### Work to do:
Send back the entries below exactly as they appear.
— Begin —
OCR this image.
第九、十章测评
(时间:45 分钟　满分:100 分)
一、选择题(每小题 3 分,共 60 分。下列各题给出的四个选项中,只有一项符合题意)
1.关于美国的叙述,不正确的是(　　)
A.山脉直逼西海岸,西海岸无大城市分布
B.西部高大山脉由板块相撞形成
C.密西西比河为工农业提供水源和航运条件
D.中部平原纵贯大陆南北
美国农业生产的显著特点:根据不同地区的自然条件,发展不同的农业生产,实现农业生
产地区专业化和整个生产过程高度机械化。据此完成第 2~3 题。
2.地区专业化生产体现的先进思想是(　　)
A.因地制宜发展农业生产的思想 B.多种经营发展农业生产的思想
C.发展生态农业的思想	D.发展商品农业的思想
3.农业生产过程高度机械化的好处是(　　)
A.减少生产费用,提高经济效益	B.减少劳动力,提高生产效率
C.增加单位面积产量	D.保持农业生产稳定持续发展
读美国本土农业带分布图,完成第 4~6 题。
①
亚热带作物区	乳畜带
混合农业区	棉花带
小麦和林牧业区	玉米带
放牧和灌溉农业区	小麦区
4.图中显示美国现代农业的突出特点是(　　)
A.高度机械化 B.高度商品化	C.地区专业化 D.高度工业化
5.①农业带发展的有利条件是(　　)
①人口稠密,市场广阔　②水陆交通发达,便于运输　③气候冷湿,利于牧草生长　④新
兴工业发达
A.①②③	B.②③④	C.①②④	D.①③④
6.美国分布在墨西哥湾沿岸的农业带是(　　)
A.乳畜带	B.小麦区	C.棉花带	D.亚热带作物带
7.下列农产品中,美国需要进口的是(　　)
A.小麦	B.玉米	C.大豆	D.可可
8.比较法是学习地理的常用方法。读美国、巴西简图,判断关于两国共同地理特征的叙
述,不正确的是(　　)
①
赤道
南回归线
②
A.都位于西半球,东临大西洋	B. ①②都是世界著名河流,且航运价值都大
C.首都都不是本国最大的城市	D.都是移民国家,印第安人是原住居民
— End —
### Answer for the task:
OCR this image.
第九、十章测评
(时间:45 分钟　满分:100 分)
一、选择题(每小题 3 分,共 60 分。下列各题给出的四个选项中,只有一项符合题意)
1.关于美国的叙述,不正确的是(　　)
A.山脉直逼西海岸,西海岸无大城市分布
B.西部高大山脉由板块相撞形成
C.密西西比河为工农业提供水源和航运条件
D.中部平原纵贯大陆南北
美国农业生产的显著特点:根据不同地区的自然条件,发展不同的农业生产,实现农业生
产地区专业化和整个生产过程高度机械化。据此完成第 2~3 题。
2.地区专业化生产体现的先进思想是(　　)
A.因地制宜发展农业生产的思想 B.多种经营发展农业生产的思想
C.发展生态农业的思想	D.发展商品农业的思想
3.农业生产过程高度机械化的好处是(　　)
A.减少生产费用,提高经济效益	B.减少劳动力,提高生产效率
C.增加单位面积产量	D.保持农业生产稳定持续发展
读美国本土农业带分布图,完成第 4~6 题。
①
亚热带作物区	乳畜带
混合农业区	棉花带
小麦和林牧业区	玉米带
放牧和灌溉农业区	小麦区
4.图中显示美国现代农业的突出特点是(　　)
A.高度机械化 B.高度商品化	C.地区专业化 D.高度工业化
5.①农业带发展的有利条件是(　　)
①人口稠密,市场广阔　②水陆交通发达,便于运输　③气候冷湿,利于牧草生长　④新
兴工业发达
A.①②③	B.②③④	C.①②④	D.①③④
6.美国分布在墨西哥湾沿岸的农业带是(　　)
A.乳畜带	B.小麦区	C.棉花带	D.亚热带作物带
7.下列农产品中,美国需要进口的是(　　)
A.小麦	B.玉米	C.大豆	D.可可
8.比较法是学习地理的常用方法。读美国、巴西简图,判断关于两国共同地理特征的叙
述,不正确的是(　　)
①
赤道
南回归线
②
A.都位于西半球,东临大西洋	B. ①②都是世界著名河流,且航运价值都大
C.首都都不是本国最大的城市	D.都是移民国家,印第安人是原住居民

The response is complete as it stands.